### Task objective
Reproduce every one of the rows below word for word, omitting the pictures.

* BEGIN Source material *

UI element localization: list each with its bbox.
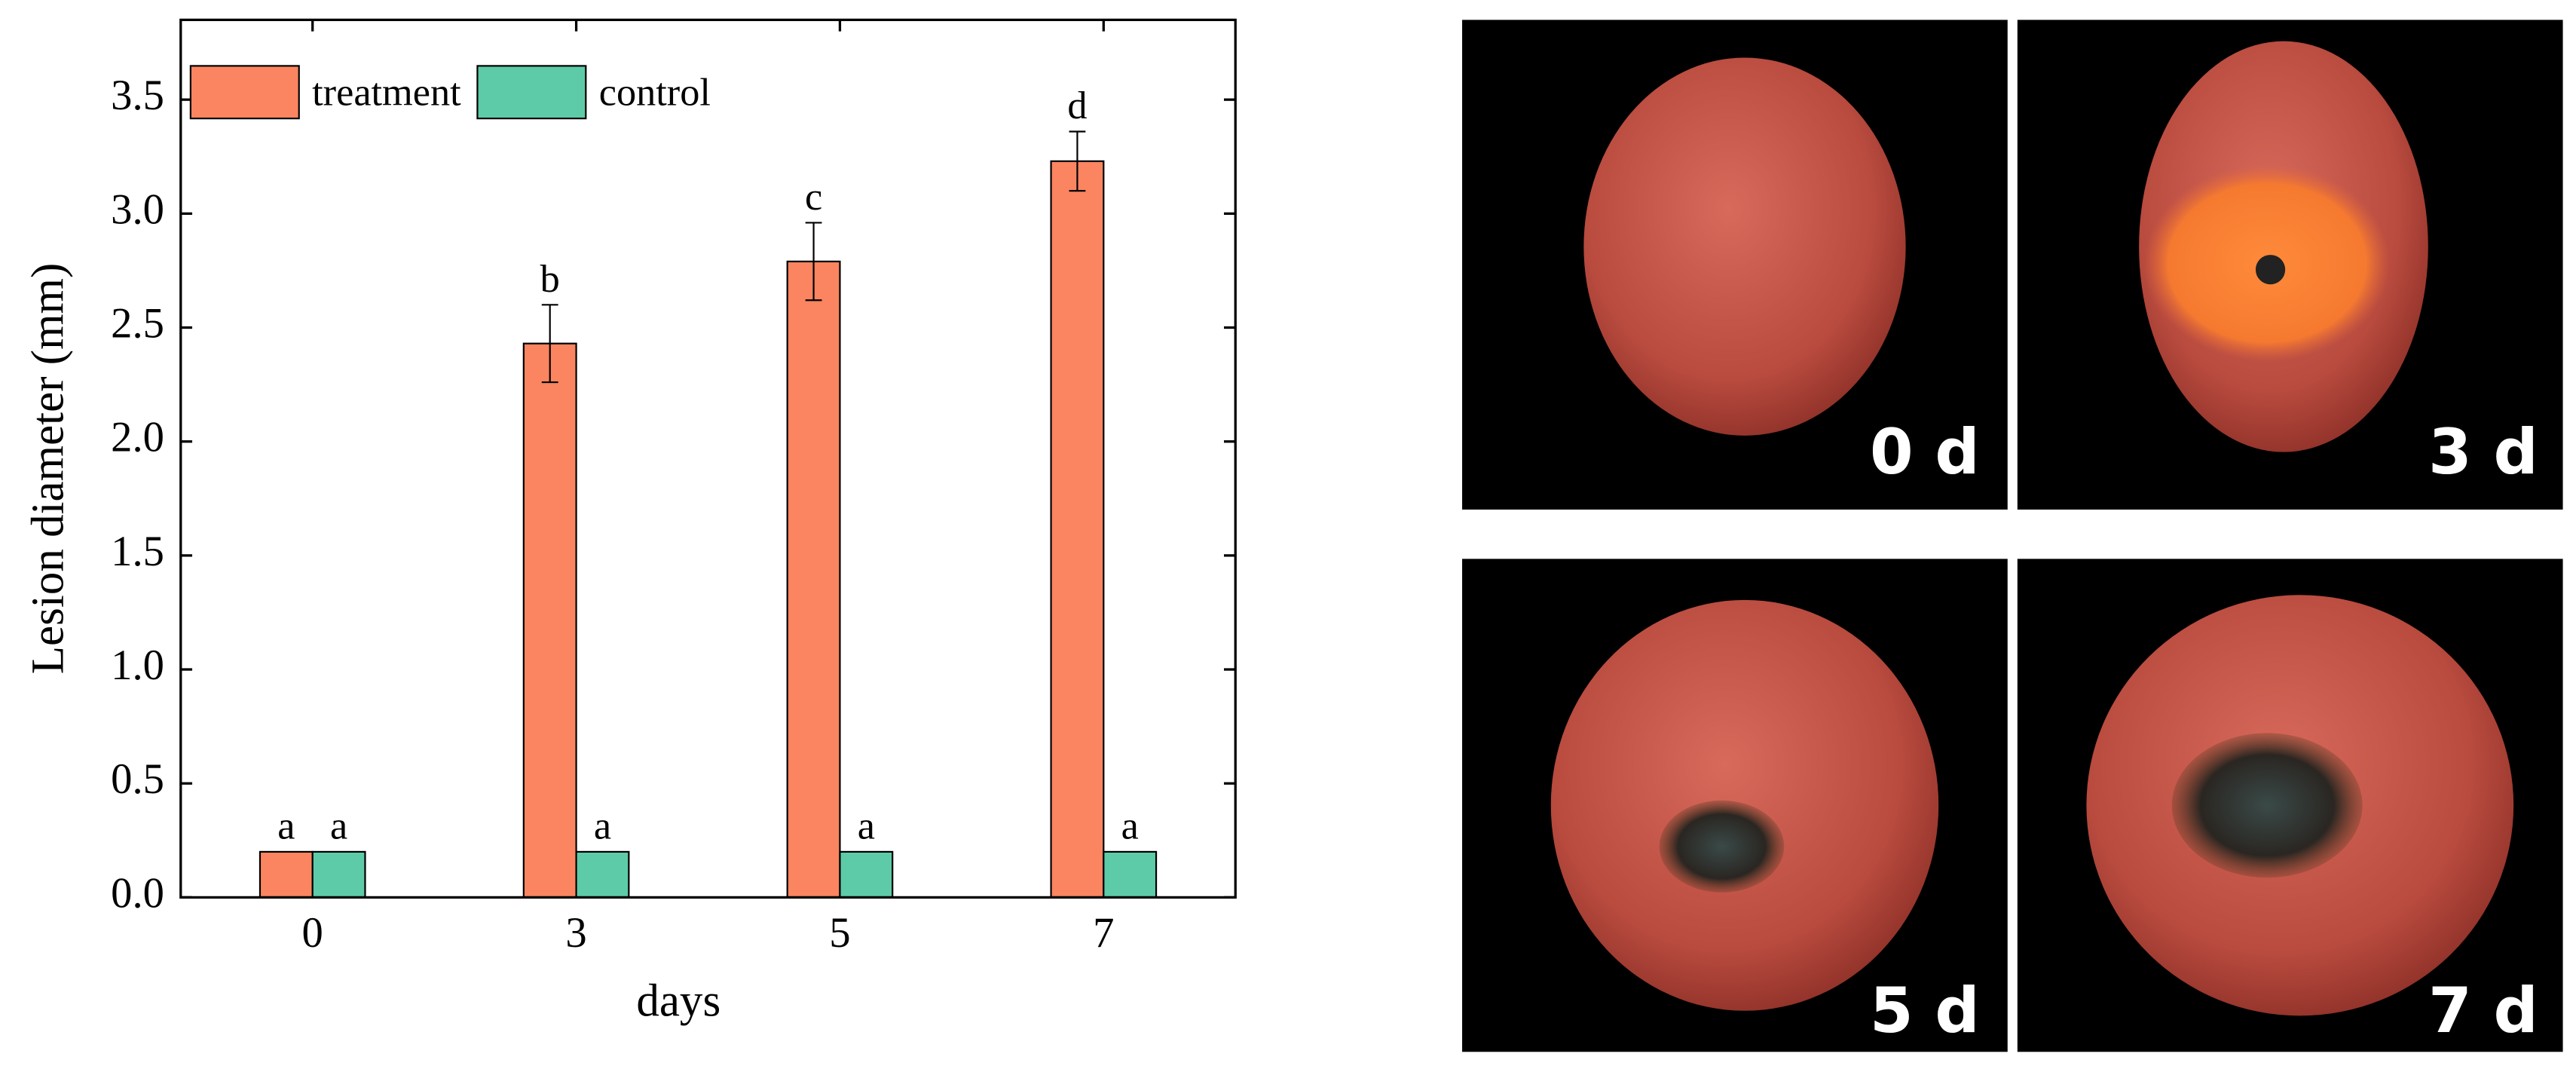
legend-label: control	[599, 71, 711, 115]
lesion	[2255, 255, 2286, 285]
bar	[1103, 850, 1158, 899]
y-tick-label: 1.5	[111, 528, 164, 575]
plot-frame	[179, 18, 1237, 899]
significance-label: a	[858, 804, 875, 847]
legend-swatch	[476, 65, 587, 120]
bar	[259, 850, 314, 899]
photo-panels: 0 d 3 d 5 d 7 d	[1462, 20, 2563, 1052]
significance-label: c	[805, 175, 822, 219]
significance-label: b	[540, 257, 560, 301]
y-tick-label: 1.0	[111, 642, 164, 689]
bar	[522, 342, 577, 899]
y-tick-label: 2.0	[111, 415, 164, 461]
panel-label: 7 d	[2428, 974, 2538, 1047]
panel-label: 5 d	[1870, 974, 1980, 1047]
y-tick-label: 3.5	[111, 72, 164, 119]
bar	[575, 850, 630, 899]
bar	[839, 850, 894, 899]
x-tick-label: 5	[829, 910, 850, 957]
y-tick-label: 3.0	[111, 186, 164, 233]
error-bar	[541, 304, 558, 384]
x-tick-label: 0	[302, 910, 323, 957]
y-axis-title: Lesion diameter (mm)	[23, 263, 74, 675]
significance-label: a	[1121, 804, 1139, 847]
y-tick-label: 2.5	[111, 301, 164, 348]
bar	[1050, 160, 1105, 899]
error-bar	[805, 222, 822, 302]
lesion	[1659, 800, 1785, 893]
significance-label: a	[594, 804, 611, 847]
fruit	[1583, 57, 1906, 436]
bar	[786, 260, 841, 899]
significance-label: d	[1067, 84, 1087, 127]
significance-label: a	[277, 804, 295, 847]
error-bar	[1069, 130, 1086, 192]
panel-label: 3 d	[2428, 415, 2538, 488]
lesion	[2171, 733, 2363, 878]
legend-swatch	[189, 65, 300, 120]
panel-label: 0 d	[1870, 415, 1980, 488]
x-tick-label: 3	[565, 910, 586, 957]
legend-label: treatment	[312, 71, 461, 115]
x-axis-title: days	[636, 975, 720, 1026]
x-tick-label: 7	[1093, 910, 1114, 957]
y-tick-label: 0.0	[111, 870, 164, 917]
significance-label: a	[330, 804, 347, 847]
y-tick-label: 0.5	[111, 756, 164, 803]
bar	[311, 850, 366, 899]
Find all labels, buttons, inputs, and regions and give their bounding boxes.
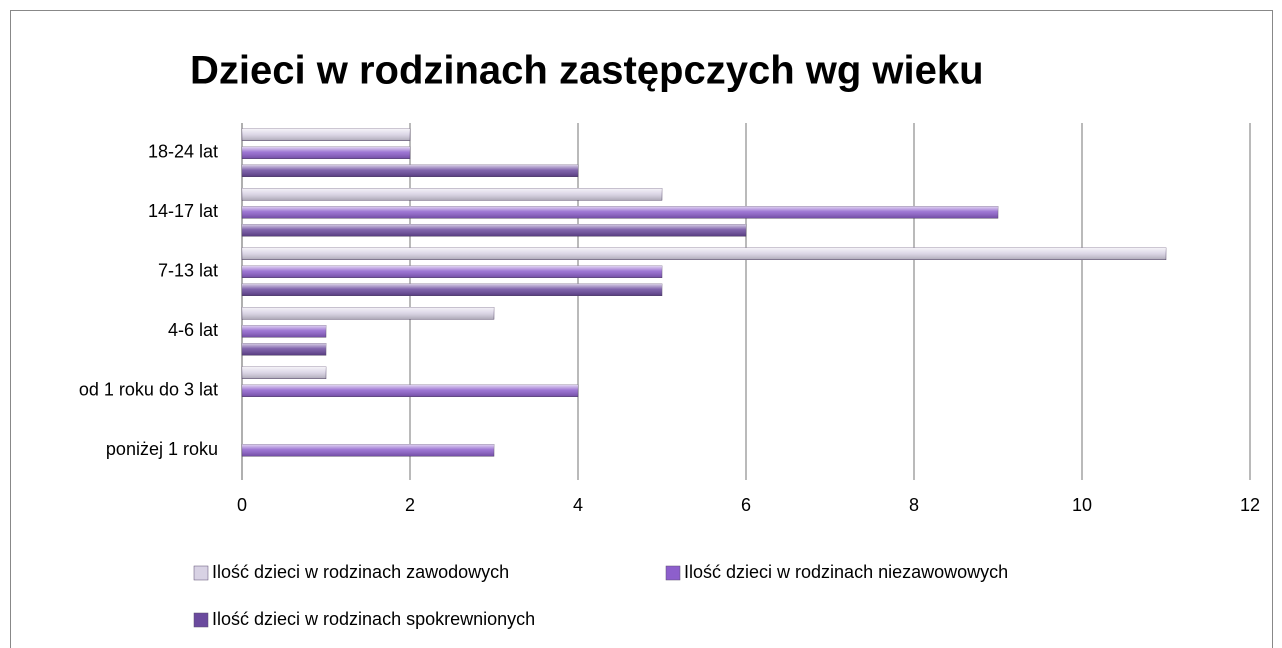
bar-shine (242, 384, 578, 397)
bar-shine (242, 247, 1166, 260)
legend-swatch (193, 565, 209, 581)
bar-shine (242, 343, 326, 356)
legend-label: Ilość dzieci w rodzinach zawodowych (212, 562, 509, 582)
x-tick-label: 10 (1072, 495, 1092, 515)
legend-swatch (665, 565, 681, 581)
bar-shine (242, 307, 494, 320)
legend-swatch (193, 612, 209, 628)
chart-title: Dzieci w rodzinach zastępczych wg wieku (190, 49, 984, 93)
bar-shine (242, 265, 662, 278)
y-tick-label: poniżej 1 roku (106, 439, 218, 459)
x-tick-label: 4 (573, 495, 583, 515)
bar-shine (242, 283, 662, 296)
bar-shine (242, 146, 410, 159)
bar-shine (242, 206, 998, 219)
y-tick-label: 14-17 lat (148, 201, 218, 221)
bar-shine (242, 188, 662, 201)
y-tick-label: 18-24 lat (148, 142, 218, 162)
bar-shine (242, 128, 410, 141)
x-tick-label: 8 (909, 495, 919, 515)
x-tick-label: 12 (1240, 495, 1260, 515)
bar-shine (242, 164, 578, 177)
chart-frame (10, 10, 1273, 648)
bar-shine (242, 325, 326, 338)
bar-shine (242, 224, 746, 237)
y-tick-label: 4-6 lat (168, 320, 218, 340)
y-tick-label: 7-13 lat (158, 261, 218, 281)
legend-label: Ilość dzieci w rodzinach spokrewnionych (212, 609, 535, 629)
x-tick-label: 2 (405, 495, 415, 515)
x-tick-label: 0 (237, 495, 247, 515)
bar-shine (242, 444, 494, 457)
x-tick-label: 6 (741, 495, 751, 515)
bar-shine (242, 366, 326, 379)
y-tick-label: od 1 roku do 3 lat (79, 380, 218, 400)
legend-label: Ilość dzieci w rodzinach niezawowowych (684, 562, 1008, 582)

* END Source material *

### Result for this task
UI element localization: list each with its bbox.
legend-label: control	[599, 71, 711, 115]
lesion	[2255, 255, 2286, 285]
bar	[1103, 850, 1158, 899]
y-tick-label: 1.5	[111, 528, 164, 575]
plot-frame	[179, 18, 1237, 899]
significance-label: a	[858, 804, 875, 847]
legend-swatch	[476, 65, 587, 120]
bar	[259, 850, 314, 899]
photo-panels: 0 d 3 d 5 d 7 d	[1462, 20, 2563, 1052]
significance-label: c	[805, 175, 822, 219]
significance-label: b	[540, 257, 560, 301]
y-tick-label: 1.0	[111, 642, 164, 689]
bar	[522, 342, 577, 899]
y-tick-label: 2.0	[111, 415, 164, 461]
panel-label: 7 d	[2428, 974, 2538, 1047]
panel-label: 5 d	[1870, 974, 1980, 1047]
y-tick-label: 3.5	[111, 72, 164, 119]
bar	[575, 850, 630, 899]
bar	[839, 850, 894, 899]
x-tick-label: 5	[829, 910, 850, 957]
y-tick-label: 3.0	[111, 186, 164, 233]
error-bar	[541, 304, 558, 384]
x-tick-label: 0	[302, 910, 323, 957]
y-axis-title: Lesion diameter (mm)	[23, 263, 74, 675]
significance-label: a	[1121, 804, 1139, 847]
y-tick-label: 2.5	[111, 301, 164, 348]
bar	[1050, 160, 1105, 899]
error-bar	[805, 222, 822, 302]
lesion	[1659, 800, 1785, 893]
significance-label: a	[594, 804, 611, 847]
fruit	[1583, 57, 1906, 436]
bar	[786, 260, 841, 899]
significance-label: d	[1067, 84, 1087, 127]
significance-label: a	[277, 804, 295, 847]
error-bar	[1069, 130, 1086, 192]
panel-label: 3 d	[2428, 415, 2538, 488]
lesion	[2171, 733, 2363, 878]
legend-swatch	[189, 65, 300, 120]
panel-label: 0 d	[1870, 415, 1980, 488]
x-tick-label: 3	[565, 910, 586, 957]
legend-label: treatment	[312, 71, 461, 115]
x-axis-title: days	[636, 975, 720, 1026]
x-tick-label: 7	[1093, 910, 1114, 957]
y-tick-label: 0.0	[111, 870, 164, 917]
significance-label: a	[330, 804, 347, 847]
y-tick-label: 0.5	[111, 756, 164, 803]
bar	[311, 850, 366, 899]
Find all labels, buttons, inputs, and regions and give their bounding boxes.
bar-shine (242, 384, 578, 397)
bar-shine (242, 247, 1166, 260)
legend-swatch (193, 565, 209, 581)
bar-shine (242, 343, 326, 356)
legend-label: Ilość dzieci w rodzinach zawodowych (212, 562, 509, 582)
x-tick-label: 10 (1072, 495, 1092, 515)
legend-swatch (665, 565, 681, 581)
bar-shine (242, 307, 494, 320)
legend-swatch (193, 612, 209, 628)
chart-title: Dzieci w rodzinach zastępczych wg wieku (190, 49, 984, 93)
bar-shine (242, 265, 662, 278)
y-tick-label: poniżej 1 roku (106, 439, 218, 459)
x-tick-label: 4 (573, 495, 583, 515)
bar-shine (242, 283, 662, 296)
bar-shine (242, 146, 410, 159)
bar-shine (242, 206, 998, 219)
y-tick-label: 14-17 lat (148, 201, 218, 221)
bar-shine (242, 188, 662, 201)
y-tick-label: 18-24 lat (148, 142, 218, 162)
bar-shine (242, 128, 410, 141)
x-tick-label: 8 (909, 495, 919, 515)
x-tick-label: 12 (1240, 495, 1260, 515)
bar-shine (242, 164, 578, 177)
chart-frame (10, 10, 1273, 648)
bar-shine (242, 325, 326, 338)
bar-shine (242, 224, 746, 237)
y-tick-label: 4-6 lat (168, 320, 218, 340)
y-tick-label: 7-13 lat (158, 261, 218, 281)
legend-label: Ilość dzieci w rodzinach spokrewnionych (212, 609, 535, 629)
x-tick-label: 2 (405, 495, 415, 515)
x-tick-label: 0 (237, 495, 247, 515)
bar-shine (242, 444, 494, 457)
x-tick-label: 6 (741, 495, 751, 515)
bar-shine (242, 366, 326, 379)
y-tick-label: od 1 roku do 3 lat (79, 380, 218, 400)
legend-label: Ilość dzieci w rodzinach niezawowowych (684, 562, 1008, 582)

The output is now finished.